WHAT YOU SHOULD DO:
The records below are split into lines. How many of those lines contain the string "Upload"? Reply with the number only.

Rows from a dataset:
--- START ---

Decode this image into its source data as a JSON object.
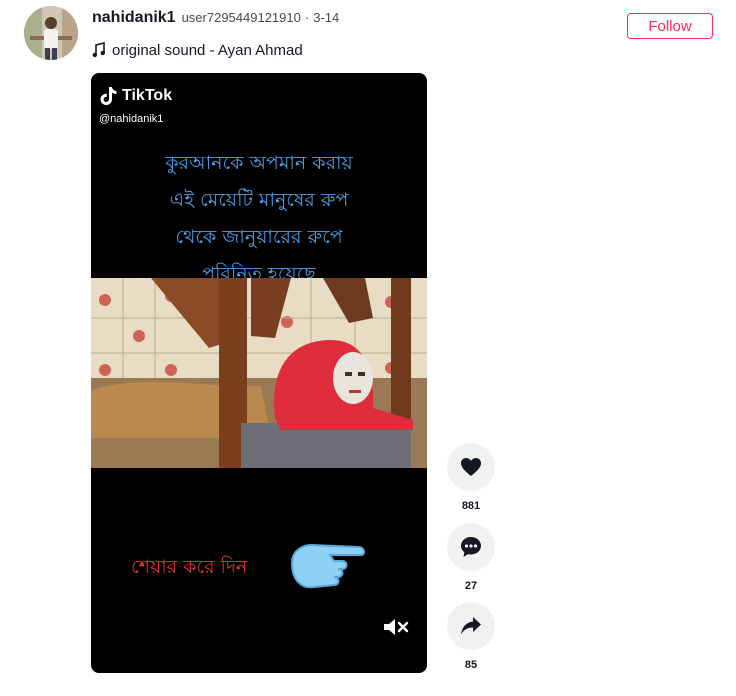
{
  "author": {
    "name": "nahidanik1",
    "id": "user7295449121910",
    "separator": "·",
    "date": "3-14"
  },
  "music": {
    "icon": "music-note-icon",
    "title": "original sound - Ayan Ahmad"
  },
  "follow_label": "Follow",
  "video": {
    "watermark_brand": "TikTok",
    "watermark_handle": "@nahidanik1",
    "caption_lines": [
      "কুরআনকে অপমান করায়",
      "এই মেয়েটি মানুষের রুপ",
      "থেকে জানুয়ারের রুপে",
      "পরিনিত হয়েছে"
    ],
    "share_text": "শেয়ার করে দিন",
    "caption_color": "#4a9fe6",
    "share_text_color": "#e0342a"
  },
  "actions": {
    "like": {
      "icon": "heart-icon",
      "count": "881"
    },
    "comment": {
      "icon": "comment-icon",
      "count": "27"
    },
    "share": {
      "icon": "share-arrow-icon",
      "count": "85"
    }
  },
  "colors": {
    "accent": "#fe2c55",
    "text": "#161823"
  }
}
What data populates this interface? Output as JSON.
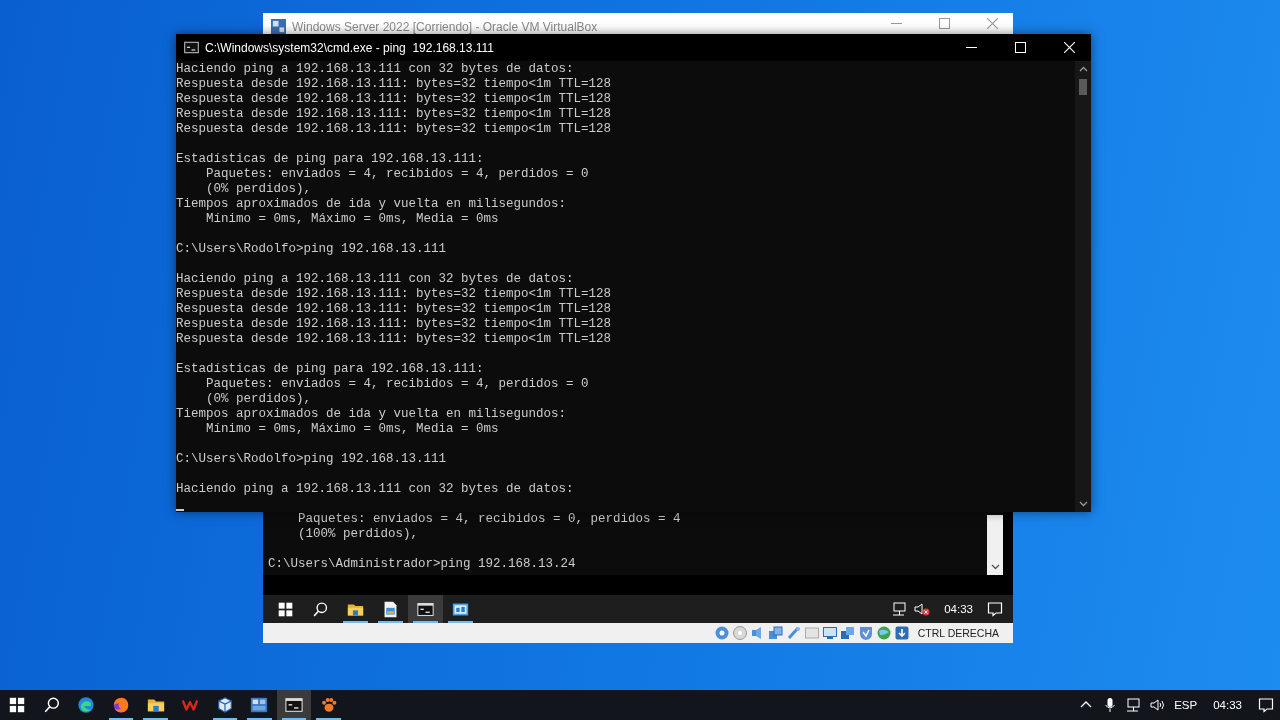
{
  "vm_window": {
    "title": "Windows Server 2022 [Corriendo] - Oracle VM VirtualBox",
    "console": {
      "blocks": [
        [
          "    Paquetes: enviados = 4, recibidos = 0, perdidos = 4",
          "    (100% perdidos),"
        ],
        [
          "C:\\Users\\Administrador>ping 192.168.13.24"
        ]
      ]
    },
    "taskbar": {
      "apps": [
        {
          "kind": "start",
          "selected": false,
          "running": false
        },
        {
          "kind": "search",
          "selected": false,
          "running": false
        },
        {
          "kind": "folder",
          "selected": false,
          "running": true
        },
        {
          "kind": "document",
          "selected": false,
          "running": true
        },
        {
          "kind": "terminal",
          "selected": true,
          "running": true
        },
        {
          "kind": "dashboard",
          "selected": false,
          "running": true
        }
      ],
      "time": "04:33"
    },
    "status_bar": {
      "host_key": "CTRL DERECHA"
    }
  },
  "cmd_window": {
    "title": "C:\\Windows\\system32\\cmd.exe - ping  192.168.13.111",
    "blocks": [
      [
        "Haciendo ping a 192.168.13.111 con 32 bytes de datos:",
        "Respuesta desde 192.168.13.111: bytes=32 tiempo<1m TTL=128",
        "Respuesta desde 192.168.13.111: bytes=32 tiempo<1m TTL=128",
        "Respuesta desde 192.168.13.111: bytes=32 tiempo<1m TTL=128",
        "Respuesta desde 192.168.13.111: bytes=32 tiempo<1m TTL=128"
      ],
      [
        "Estadísticas de ping para 192.168.13.111:",
        "    Paquetes: enviados = 4, recibidos = 4, perdidos = 0",
        "    (0% perdidos),",
        "Tiempos aproximados de ida y vuelta en milisegundos:",
        "    Mínimo = 0ms, Máximo = 0ms, Media = 0ms"
      ],
      [
        "C:\\Users\\Rodolfo>ping 192.168.13.111"
      ],
      [
        "Haciendo ping a 192.168.13.111 con 32 bytes de datos:",
        "Respuesta desde 192.168.13.111: bytes=32 tiempo<1m TTL=128",
        "Respuesta desde 192.168.13.111: bytes=32 tiempo<1m TTL=128",
        "Respuesta desde 192.168.13.111: bytes=32 tiempo<1m TTL=128",
        "Respuesta desde 192.168.13.111: bytes=32 tiempo<1m TTL=128"
      ],
      [
        "Estadísticas de ping para 192.168.13.111:",
        "    Paquetes: enviados = 4, recibidos = 4, perdidos = 0",
        "    (0% perdidos),",
        "Tiempos aproximados de ida y vuelta en milisegundos:",
        "    Mínimo = 0ms, Máximo = 0ms, Media = 0ms"
      ],
      [
        "C:\\Users\\Rodolfo>ping 192.168.13.111"
      ],
      [
        "Haciendo ping a 192.168.13.111 con 32 bytes de datos:"
      ]
    ]
  },
  "taskbar": {
    "apps": [
      {
        "kind": "start",
        "selected": false,
        "running": false
      },
      {
        "kind": "search",
        "selected": false,
        "running": false
      },
      {
        "kind": "swirl",
        "selected": false,
        "running": false
      },
      {
        "kind": "fox",
        "selected": false,
        "running": true
      },
      {
        "kind": "folder",
        "selected": false,
        "running": true
      },
      {
        "kind": "zigzag",
        "selected": false,
        "running": false
      },
      {
        "kind": "cube",
        "selected": false,
        "running": true
      },
      {
        "kind": "tile",
        "selected": false,
        "running": true
      },
      {
        "kind": "terminal",
        "selected": true,
        "running": true
      },
      {
        "kind": "paw",
        "selected": false,
        "running": true
      }
    ],
    "language": "ESP",
    "time": "04:33"
  }
}
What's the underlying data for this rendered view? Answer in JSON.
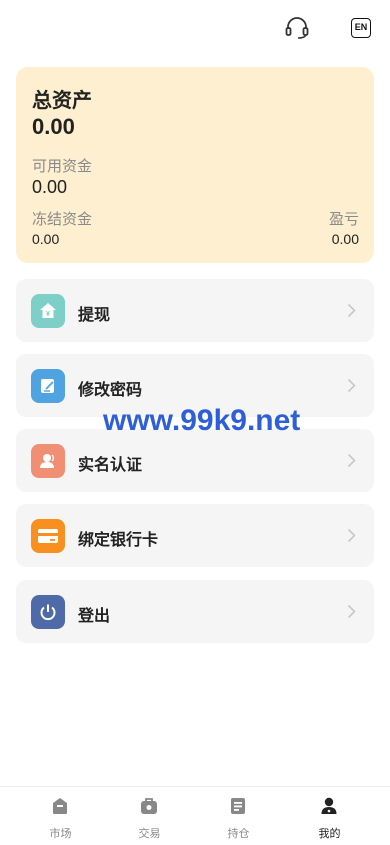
{
  "header": {
    "support_icon": "headset-icon",
    "lang_label": "EN"
  },
  "assets": {
    "title": "总资产",
    "total": "0.00",
    "available_label": "可用资金",
    "available_value": "0.00",
    "frozen_label": "冻结资金",
    "frozen_value": "0.00",
    "pnl_label": "盈亏",
    "pnl_value": "0.00",
    "card_color": "#fdefcf"
  },
  "menu": [
    {
      "label": "提现",
      "icon": "withdraw-icon",
      "color": "#7fcfc9"
    },
    {
      "label": "修改密码",
      "icon": "edit-password-icon",
      "color": "#4ea3e0"
    },
    {
      "label": "实名认证",
      "icon": "user-verify-icon",
      "color": "#f08f74"
    },
    {
      "label": "绑定银行卡",
      "icon": "bank-card-icon",
      "color": "#f7901e"
    },
    {
      "label": "登出",
      "icon": "power-icon",
      "color": "#4f6aa8"
    }
  ],
  "watermark": "www.99k9.net",
  "tabbar": {
    "items": [
      {
        "label": "市场",
        "icon": "market-icon"
      },
      {
        "label": "交易",
        "icon": "trade-icon"
      },
      {
        "label": "持仓",
        "icon": "position-icon"
      },
      {
        "label": "我的",
        "icon": "profile-icon",
        "active": true
      }
    ]
  }
}
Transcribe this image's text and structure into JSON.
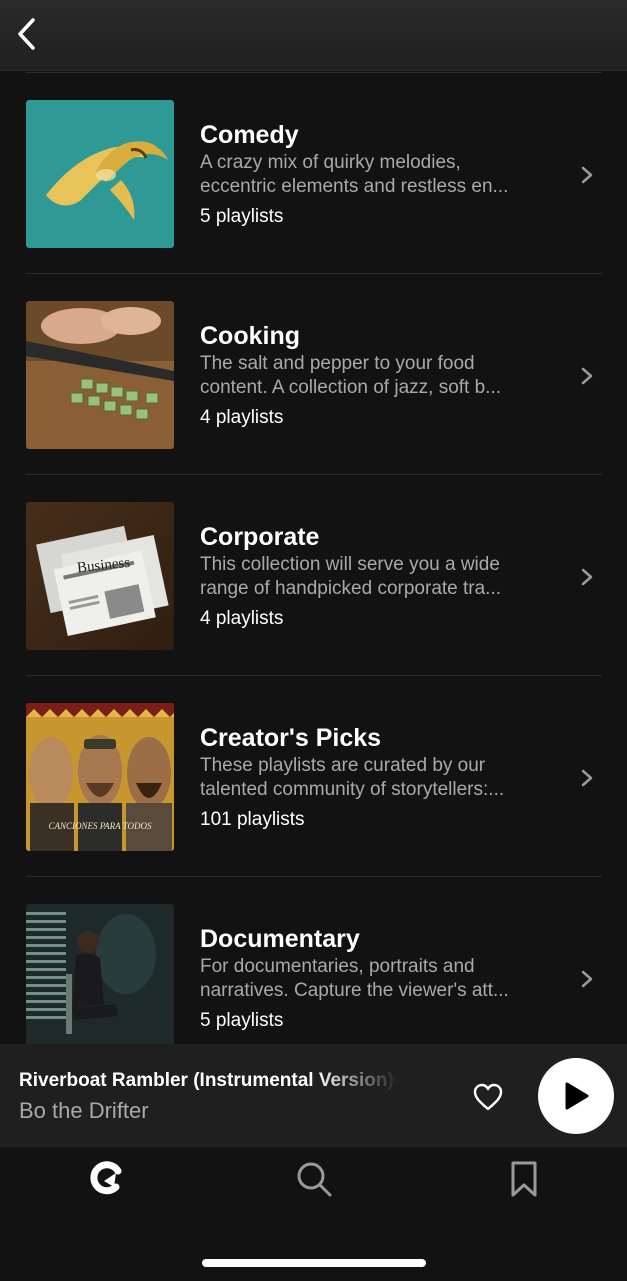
{
  "header": {
    "back_icon": "chevron-left-icon"
  },
  "categories": [
    {
      "title": "Comedy",
      "desc_line1": "A crazy mix of quirky melodies,",
      "desc_line2": "eccentric elements and restless en...",
      "count": "5 playlists",
      "thumb": "banana-peel"
    },
    {
      "title": "Cooking",
      "desc_line1": "The salt and pepper to your food",
      "desc_line2": "content. A collection of jazz, soft b...",
      "count": "4 playlists",
      "thumb": "chopping-board"
    },
    {
      "title": "Corporate",
      "desc_line1": "This collection will serve you a wide",
      "desc_line2": "range of handpicked corporate tra...",
      "count": "4 playlists",
      "thumb": "newspapers",
      "thumb_text": "Business"
    },
    {
      "title": "Creator's Picks",
      "desc_line1": "These playlists are curated by our",
      "desc_line2": "talented community of storytellers:...",
      "count": "101 playlists",
      "thumb": "three-men-poster",
      "thumb_text": "CANCIONES PARA TODOS"
    },
    {
      "title": "Documentary",
      "desc_line1": "For documentaries, portraits and",
      "desc_line2": "narratives. Capture the viewer's att...",
      "count": "5 playlists",
      "thumb": "woman-by-window"
    }
  ],
  "player": {
    "track": "Riverboat Rambler (Instrumental Version)",
    "artist": "Bo the Drifter",
    "heart_icon": "heart-icon",
    "play_icon": "play-icon"
  },
  "tabs": [
    "home-icon",
    "search-icon",
    "bookmark-icon"
  ],
  "colors": {
    "background": "#121212",
    "player": "#1f1f1f",
    "muted": "#a9a9a9"
  }
}
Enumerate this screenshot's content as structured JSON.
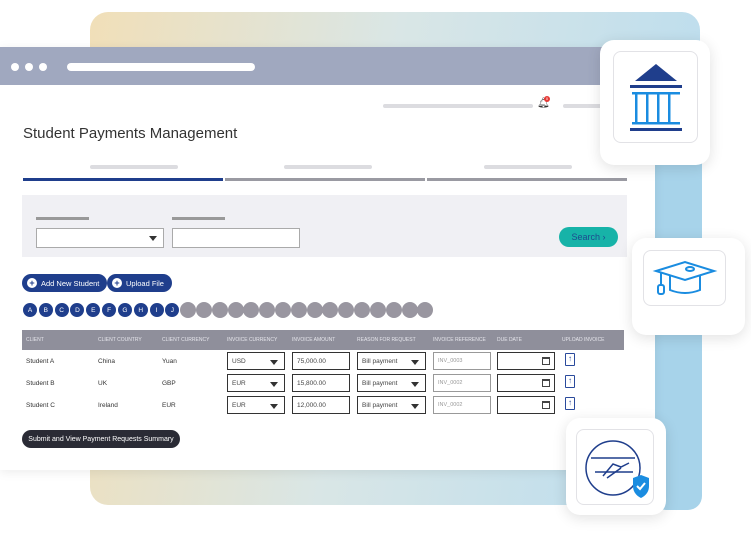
{
  "page_title": "Student Payments Management",
  "notifications": {
    "count": "0",
    "icon": "bell-icon",
    "badge_color": "#e53935"
  },
  "filter": {
    "search_label": "Search ›"
  },
  "actions": {
    "add_student": "Add New Student",
    "upload_file": "Upload File"
  },
  "letters": [
    "A",
    "B",
    "C",
    "D",
    "E",
    "F",
    "G",
    "H",
    "I",
    "J",
    "",
    "",
    "",
    "",
    "",
    "",
    "",
    "",
    "",
    "",
    "",
    "",
    "",
    "",
    "",
    ""
  ],
  "table": {
    "headers": [
      "Client",
      "Client Country",
      "Client Currency",
      "Invoice Currency",
      "Invoice Amount",
      "Reason for Request",
      "Invoice Reference",
      "Due Date",
      "Upload Invoice"
    ],
    "rows": [
      {
        "client": "Student A",
        "country": "China",
        "currency": "Yuan",
        "invoice_currency": "USD",
        "amount": "75,000.00",
        "reason": "Bill payment",
        "reference": "INV_0003"
      },
      {
        "client": "Student B",
        "country": "UK",
        "currency": "GBP",
        "invoice_currency": "EUR",
        "amount": "15,800.00",
        "reason": "Bill payment",
        "reference": "INV_0002"
      },
      {
        "client": "Student C",
        "country": "Ireland",
        "currency": "EUR",
        "invoice_currency": "EUR",
        "amount": "12,000.00",
        "reason": "Bill payment",
        "reference": "INV_0002"
      }
    ]
  },
  "submit_label": "Submit and View Payment Requests Summary",
  "colors": {
    "primary": "#1f3e8c",
    "accent": "#17b3a8",
    "header": "#a0a8bf"
  }
}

--- END ---

FULL SOLUTION:
2